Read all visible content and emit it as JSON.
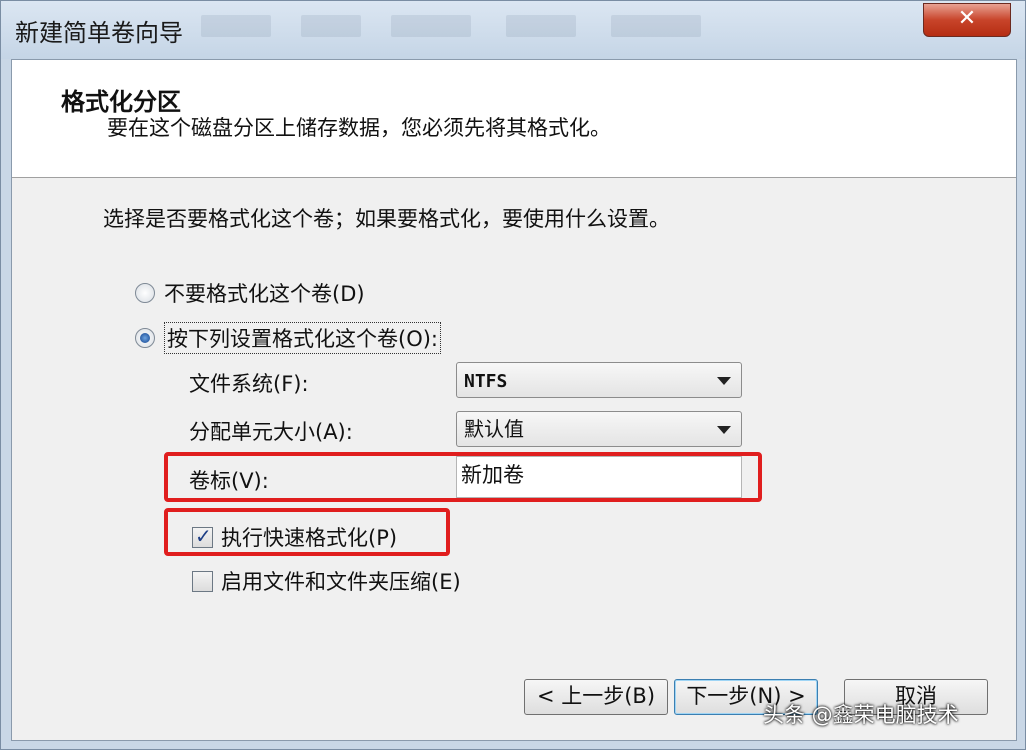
{
  "window": {
    "title": "新建简单卷向导",
    "close_glyph": "✕"
  },
  "header": {
    "title": "格式化分区",
    "description": "要在这个磁盘分区上储存数据，您必须先将其格式化。"
  },
  "prompt": "选择是否要格式化这个卷；如果要格式化，要使用什么设置。",
  "options": {
    "no_format": {
      "label": "不要格式化这个卷(D)",
      "selected": false
    },
    "format": {
      "label": "按下列设置格式化这个卷(O):",
      "selected": true
    }
  },
  "fields": {
    "file_system": {
      "label": "文件系统(F):",
      "value": "NTFS"
    },
    "allocation_unit": {
      "label": "分配单元大小(A):",
      "value": "默认值"
    },
    "volume_label": {
      "label": "卷标(V):",
      "value": "新加卷"
    }
  },
  "checkboxes": {
    "quick_format": {
      "label": "执行快速格式化(P)",
      "checked": true
    },
    "compression": {
      "label": "启用文件和文件夹压缩(E)",
      "checked": false
    }
  },
  "buttons": {
    "back": "< 上一步(B)",
    "next": "下一步(N) >",
    "cancel": "取消"
  },
  "watermark": "头条 @鑫荣电脑技术",
  "colors": {
    "highlight": "#e01e1e",
    "close_button": "#c8442a"
  }
}
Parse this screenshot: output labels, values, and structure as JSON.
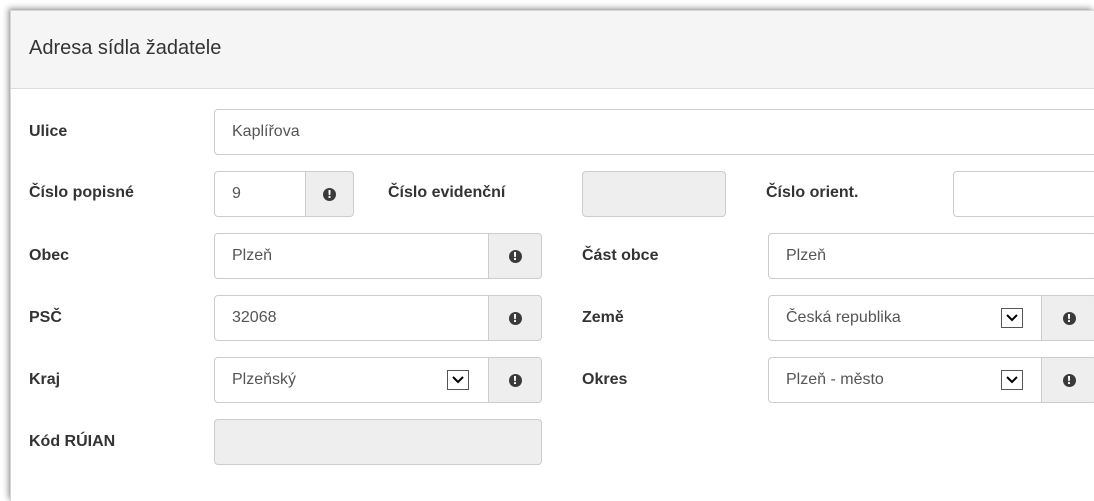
{
  "title": "Adresa sídla žadatele",
  "fields": {
    "ulice": {
      "label": "Ulice",
      "value": "Kaplířova"
    },
    "cislo_popisne": {
      "label": "Číslo popisné",
      "value": "9"
    },
    "cislo_evidencni": {
      "label": "Číslo evidenční",
      "value": ""
    },
    "cislo_orient": {
      "label": "Číslo orient.",
      "value": ""
    },
    "obec": {
      "label": "Obec",
      "value": "Plzeň"
    },
    "cast_obce": {
      "label": "Část obce",
      "value": "Plzeň"
    },
    "psc": {
      "label": "PSČ",
      "value": "32068"
    },
    "zeme": {
      "label": "Země",
      "value": "Česká republika"
    },
    "kraj": {
      "label": "Kraj",
      "value": "Plzeňský"
    },
    "okres": {
      "label": "Okres",
      "value": "Plzeň - město"
    },
    "kod_ruian": {
      "label": "Kód RÚIAN",
      "value": ""
    }
  },
  "icons": {
    "info": "info-circle-icon",
    "dropdown": "chevron-down-icon"
  }
}
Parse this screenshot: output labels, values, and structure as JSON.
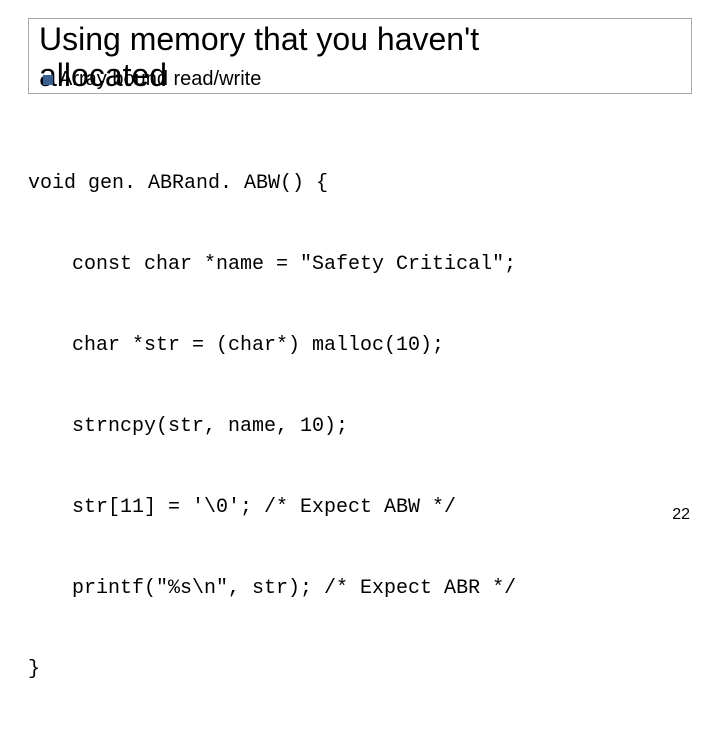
{
  "title_line1": "Using memory that you haven't",
  "title_line2": "allocated",
  "bullet_text": "Array bound read/write",
  "code": {
    "l0": "void gen. ABRand. ABW() {",
    "l1": "const char *name = \"Safety Critical\";",
    "l2": "char *str = (char*) malloc(10);",
    "l3": "strncpy(str, name, 10);",
    "l4": "str[11] = '\\0'; /* Expect ABW */",
    "l5": "printf(\"%s\\n\", str); /* Expect ABR */",
    "l6": "}"
  },
  "page_number": "22"
}
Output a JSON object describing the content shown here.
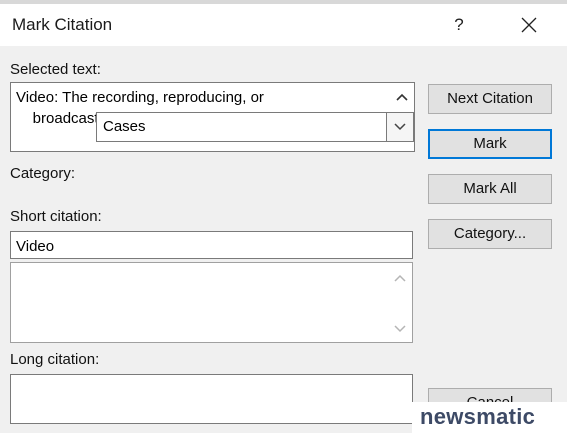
{
  "dialog": {
    "title": "Mark Citation",
    "help_label": "?"
  },
  "selected_text": {
    "label": "Selected text:",
    "line1": "Video: The recording, reproducing, or",
    "line2": "    broadcasting of moving visual images."
  },
  "category": {
    "label": "Category:",
    "value": "Cases"
  },
  "short_citation": {
    "label": "Short citation:",
    "value": "Video"
  },
  "long_citation": {
    "label": "Long citation:"
  },
  "buttons": {
    "next_citation": "Next Citation",
    "mark": "Mark",
    "mark_all": "Mark All",
    "category": "Category...",
    "cancel": "Cancel"
  },
  "watermark": "newsmatic",
  "icons": {
    "close": "close-icon",
    "scroll_up": "chevron-up-icon",
    "scroll_down": "chevron-down-icon",
    "dropdown": "dropdown-arrow-icon"
  },
  "colors": {
    "dialog_bg": "#f0f0f0",
    "default_button_border": "#0078d7",
    "watermark_text": "#3d4a66"
  }
}
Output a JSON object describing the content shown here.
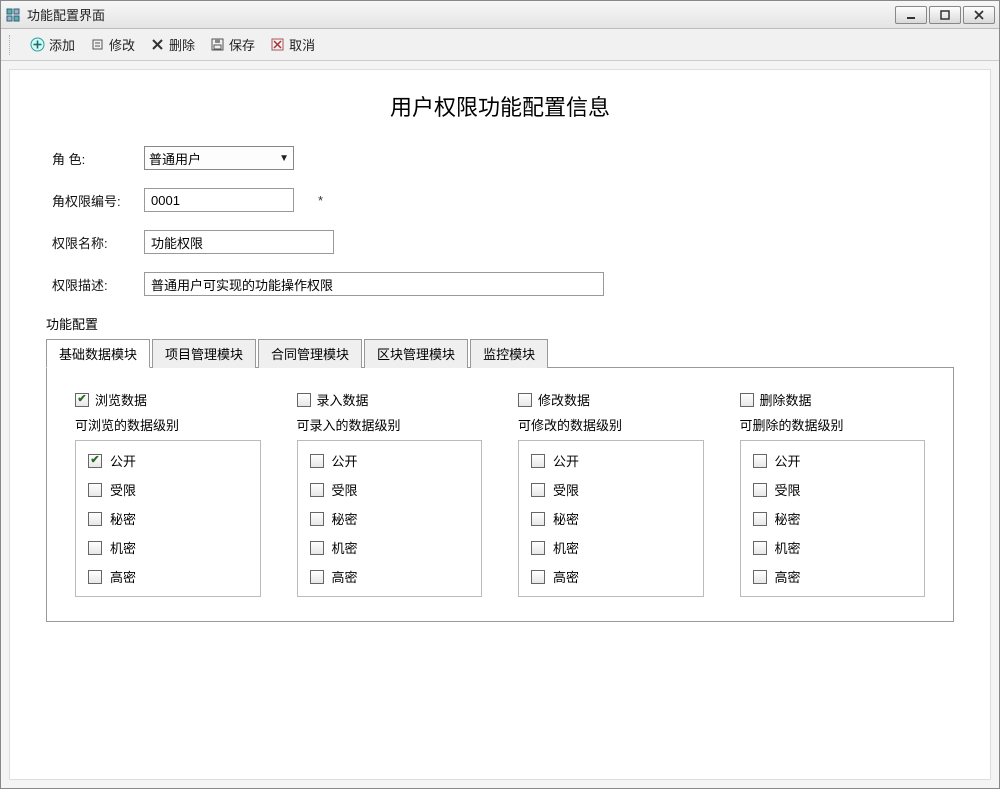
{
  "window": {
    "title": "功能配置界面"
  },
  "toolbar": {
    "add": "添加",
    "edit": "修改",
    "delete": "删除",
    "save": "保存",
    "cancel": "取消"
  },
  "page_title": "用户权限功能配置信息",
  "form": {
    "role_label": "角  色:",
    "role_value": "普通用户",
    "perm_id_label": "角权限编号:",
    "perm_id_value": "0001",
    "required_mark": "*",
    "perm_name_label": "权限名称:",
    "perm_name_value": "功能权限",
    "perm_desc_label": "权限描述:",
    "perm_desc_value": "普通用户可实现的功能操作权限"
  },
  "group": {
    "title": "功能配置"
  },
  "tabs": [
    {
      "label": "基础数据模块",
      "active": true
    },
    {
      "label": "项目管理模块",
      "active": false
    },
    {
      "label": "合同管理模块",
      "active": false
    },
    {
      "label": "区块管理模块",
      "active": false
    },
    {
      "label": "监控模块",
      "active": false
    }
  ],
  "columns": [
    {
      "main_label": "浏览数据",
      "main_checked": true,
      "sub_label": "可浏览的数据级别",
      "levels": [
        {
          "label": "公开",
          "checked": true
        },
        {
          "label": "受限",
          "checked": false
        },
        {
          "label": "秘密",
          "checked": false
        },
        {
          "label": "机密",
          "checked": false
        },
        {
          "label": "高密",
          "checked": false
        }
      ]
    },
    {
      "main_label": "录入数据",
      "main_checked": false,
      "sub_label": "可录入的数据级别",
      "levels": [
        {
          "label": "公开",
          "checked": false
        },
        {
          "label": "受限",
          "checked": false
        },
        {
          "label": "秘密",
          "checked": false
        },
        {
          "label": "机密",
          "checked": false
        },
        {
          "label": "高密",
          "checked": false
        }
      ]
    },
    {
      "main_label": "修改数据",
      "main_checked": false,
      "sub_label": "可修改的数据级别",
      "levels": [
        {
          "label": "公开",
          "checked": false
        },
        {
          "label": "受限",
          "checked": false
        },
        {
          "label": "秘密",
          "checked": false
        },
        {
          "label": "机密",
          "checked": false
        },
        {
          "label": "高密",
          "checked": false
        }
      ]
    },
    {
      "main_label": "删除数据",
      "main_checked": false,
      "sub_label": "可删除的数据级别",
      "levels": [
        {
          "label": "公开",
          "checked": false
        },
        {
          "label": "受限",
          "checked": false
        },
        {
          "label": "秘密",
          "checked": false
        },
        {
          "label": "机密",
          "checked": false
        },
        {
          "label": "高密",
          "checked": false
        }
      ]
    }
  ]
}
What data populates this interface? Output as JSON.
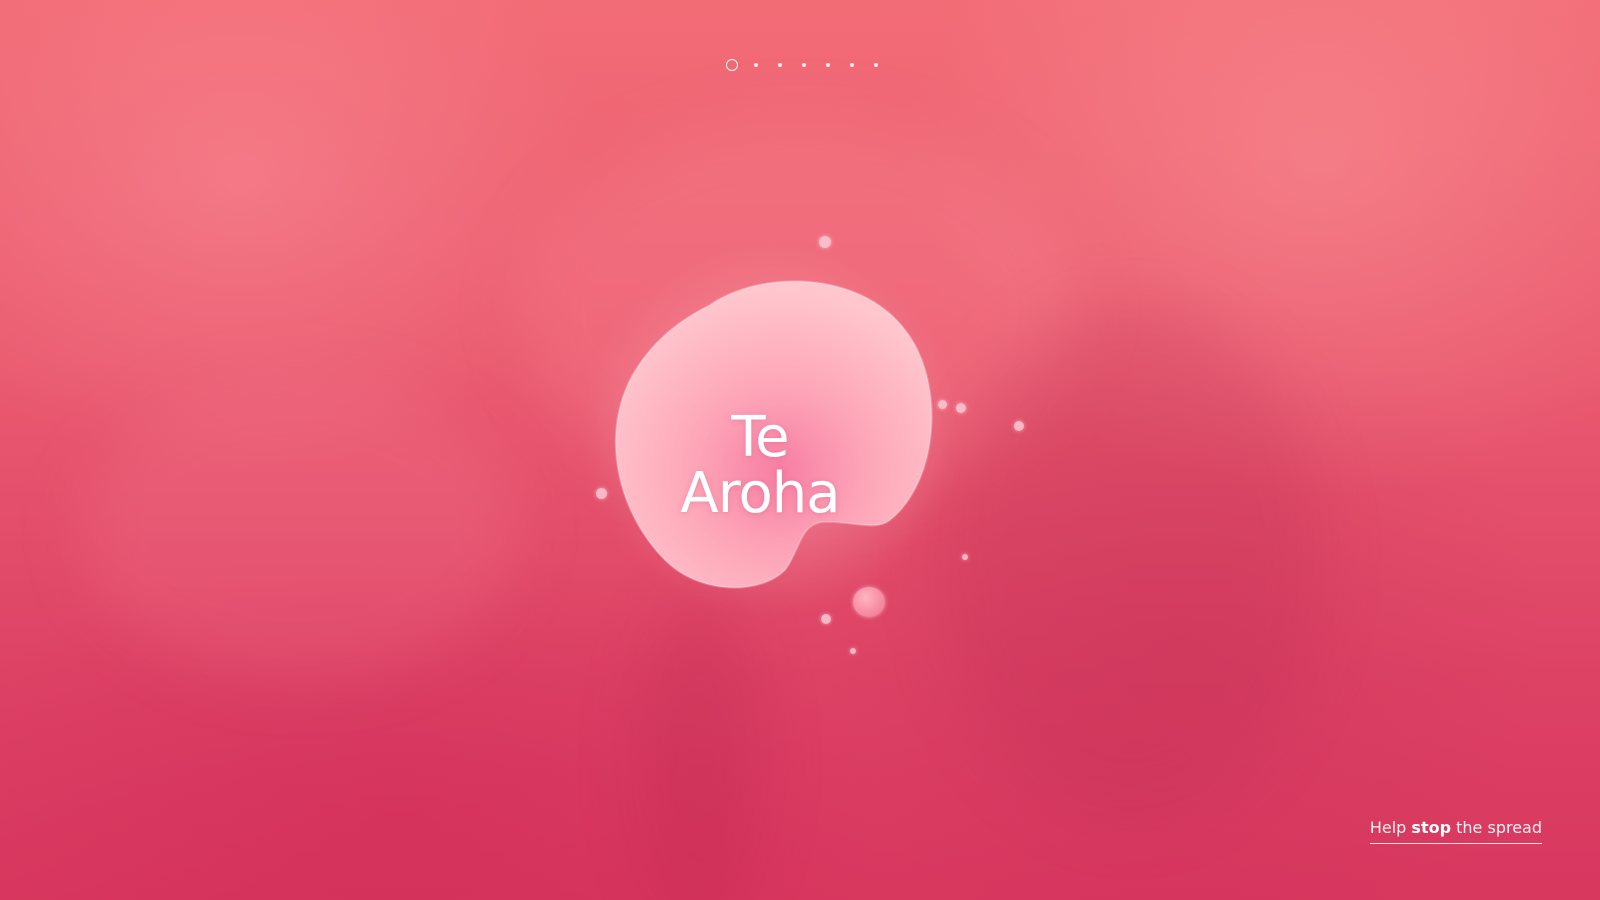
{
  "page": {
    "title": "Te Aroha",
    "background_color": "#e24f6b",
    "accent_color": "#ffffff"
  },
  "pager": {
    "total": 7,
    "current": 1
  },
  "hero": {
    "title": "Te Aroha"
  },
  "footer_link": {
    "part1": "Help ",
    "part2": "stop",
    "part3": " the spread"
  }
}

_Directions_. Every line above should be returned word for word, with the pictures left behind.

_Written solution_.
Read all visible content and emit it as JSON.
{
  "window": {
    "title": "新建简单卷向导",
    "close_glyph": "✕"
  },
  "header": {
    "title": "格式化分区",
    "description": "要在这个磁盘分区上储存数据，您必须先将其格式化。"
  },
  "prompt": "选择是否要格式化这个卷；如果要格式化，要使用什么设置。",
  "options": {
    "no_format": {
      "label": "不要格式化这个卷(D)",
      "selected": false
    },
    "format": {
      "label": "按下列设置格式化这个卷(O):",
      "selected": true
    }
  },
  "fields": {
    "file_system": {
      "label": "文件系统(F):",
      "value": "NTFS"
    },
    "allocation_unit": {
      "label": "分配单元大小(A):",
      "value": "默认值"
    },
    "volume_label": {
      "label": "卷标(V):",
      "value": "新加卷"
    }
  },
  "checkboxes": {
    "quick_format": {
      "label": "执行快速格式化(P)",
      "checked": true
    },
    "compression": {
      "label": "启用文件和文件夹压缩(E)",
      "checked": false
    }
  },
  "buttons": {
    "back": "< 上一步(B)",
    "next": "下一步(N) >",
    "cancel": "取消"
  },
  "watermark": "头条 @鑫荣电脑技术",
  "colors": {
    "highlight": "#e01e1e",
    "close_button": "#c8442a"
  }
}
Parse this screenshot: output labels, values, and structure as JSON.
{
  "title": "Adresa sídla žadatele",
  "fields": {
    "ulice": {
      "label": "Ulice",
      "value": "Kaplířova"
    },
    "cislo_popisne": {
      "label": "Číslo popisné",
      "value": "9"
    },
    "cislo_evidencni": {
      "label": "Číslo evidenční",
      "value": ""
    },
    "cislo_orient": {
      "label": "Číslo orient.",
      "value": ""
    },
    "obec": {
      "label": "Obec",
      "value": "Plzeň"
    },
    "cast_obce": {
      "label": "Část obce",
      "value": "Plzeň"
    },
    "psc": {
      "label": "PSČ",
      "value": "32068"
    },
    "zeme": {
      "label": "Země",
      "value": "Česká republika"
    },
    "kraj": {
      "label": "Kraj",
      "value": "Plzeňský"
    },
    "okres": {
      "label": "Okres",
      "value": "Plzeň - město"
    },
    "kod_ruian": {
      "label": "Kód RÚIAN",
      "value": ""
    }
  },
  "icons": {
    "info": "info-circle-icon",
    "dropdown": "chevron-down-icon"
  }
}
Parse this screenshot: output labels, values, and structure as JSON.
{
  "title_line1": "Using memory that you haven't",
  "title_line2": "allocated",
  "bullet_text": "Array bound read/write",
  "code": {
    "l0": "void gen. ABRand. ABW() {",
    "l1": "const char *name = \"Safety Critical\";",
    "l2": "char *str = (char*) malloc(10);",
    "l3": "strncpy(str, name, 10);",
    "l4": "str[11] = '\\0'; /* Expect ABW */",
    "l5": "printf(\"%s\\n\", str); /* Expect ABR */",
    "l6": "}"
  },
  "page_number": "22"
}
Output a JSON object describing the content shown here.
{
  "dialog": {
    "title": "Mark Citation",
    "help_label": "?"
  },
  "selected_text": {
    "label": "Selected text:",
    "line1": "Video: The recording, reproducing, or",
    "line2": "    broadcasting of moving visual images."
  },
  "category": {
    "label": "Category:",
    "value": "Cases"
  },
  "short_citation": {
    "label": "Short citation:",
    "value": "Video"
  },
  "long_citation": {
    "label": "Long citation:"
  },
  "buttons": {
    "next_citation": "Next Citation",
    "mark": "Mark",
    "mark_all": "Mark All",
    "category": "Category...",
    "cancel": "Cancel"
  },
  "watermark": "newsmatic",
  "icons": {
    "close": "close-icon",
    "scroll_up": "chevron-up-icon",
    "scroll_down": "chevron-down-icon",
    "dropdown": "dropdown-arrow-icon"
  },
  "colors": {
    "dialog_bg": "#f0f0f0",
    "default_button_border": "#0078d7",
    "watermark_text": "#3d4a66"
  }
}
Output a JSON object describing the content shown here.
{
  "window": {
    "title": "功能配置界面"
  },
  "toolbar": {
    "add": "添加",
    "edit": "修改",
    "delete": "删除",
    "save": "保存",
    "cancel": "取消"
  },
  "page_title": "用户权限功能配置信息",
  "form": {
    "role_label": "角  色:",
    "role_value": "普通用户",
    "perm_id_label": "角权限编号:",
    "perm_id_value": "0001",
    "required_mark": "*",
    "perm_name_label": "权限名称:",
    "perm_name_value": "功能权限",
    "perm_desc_label": "权限描述:",
    "perm_desc_value": "普通用户可实现的功能操作权限"
  },
  "group": {
    "title": "功能配置"
  },
  "tabs": [
    {
      "label": "基础数据模块",
      "active": true
    },
    {
      "label": "项目管理模块",
      "active": false
    },
    {
      "label": "合同管理模块",
      "active": false
    },
    {
      "label": "区块管理模块",
      "active": false
    },
    {
      "label": "监控模块",
      "active": false
    }
  ],
  "columns": [
    {
      "main_label": "浏览数据",
      "main_checked": true,
      "sub_label": "可浏览的数据级别",
      "levels": [
        {
          "label": "公开",
          "checked": true
        },
        {
          "label": "受限",
          "checked": false
        },
        {
          "label": "秘密",
          "checked": false
        },
        {
          "label": "机密",
          "checked": false
        },
        {
          "label": "高密",
          "checked": false
        }
      ]
    },
    {
      "main_label": "录入数据",
      "main_checked": false,
      "sub_label": "可录入的数据级别",
      "levels": [
        {
          "label": "公开",
          "checked": false
        },
        {
          "label": "受限",
          "checked": false
        },
        {
          "label": "秘密",
          "checked": false
        },
        {
          "label": "机密",
          "checked": false
        },
        {
          "label": "高密",
          "checked": false
        }
      ]
    },
    {
      "main_label": "修改数据",
      "main_checked": false,
      "sub_label": "可修改的数据级别",
      "levels": [
        {
          "label": "公开",
          "checked": false
        },
        {
          "label": "受限",
          "checked": false
        },
        {
          "label": "秘密",
          "checked": false
        },
        {
          "label": "机密",
          "checked": false
        },
        {
          "label": "高密",
          "checked": false
        }
      ]
    },
    {
      "main_label": "删除数据",
      "main_checked": false,
      "sub_label": "可删除的数据级别",
      "levels": [
        {
          "label": "公开",
          "checked": false
        },
        {
          "label": "受限",
          "checked": false
        },
        {
          "label": "秘密",
          "checked": false
        },
        {
          "label": "机密",
          "checked": false
        },
        {
          "label": "高密",
          "checked": false
        }
      ]
    }
  ]
}
What data populates this interface? Output as JSON.
{
  "page": {
    "title": "Te Aroha",
    "background_color": "#e24f6b",
    "accent_color": "#ffffff"
  },
  "pager": {
    "total": 7,
    "current": 1
  },
  "hero": {
    "title": "Te Aroha"
  },
  "footer_link": {
    "part1": "Help ",
    "part2": "stop",
    "part3": " the spread"
  }
}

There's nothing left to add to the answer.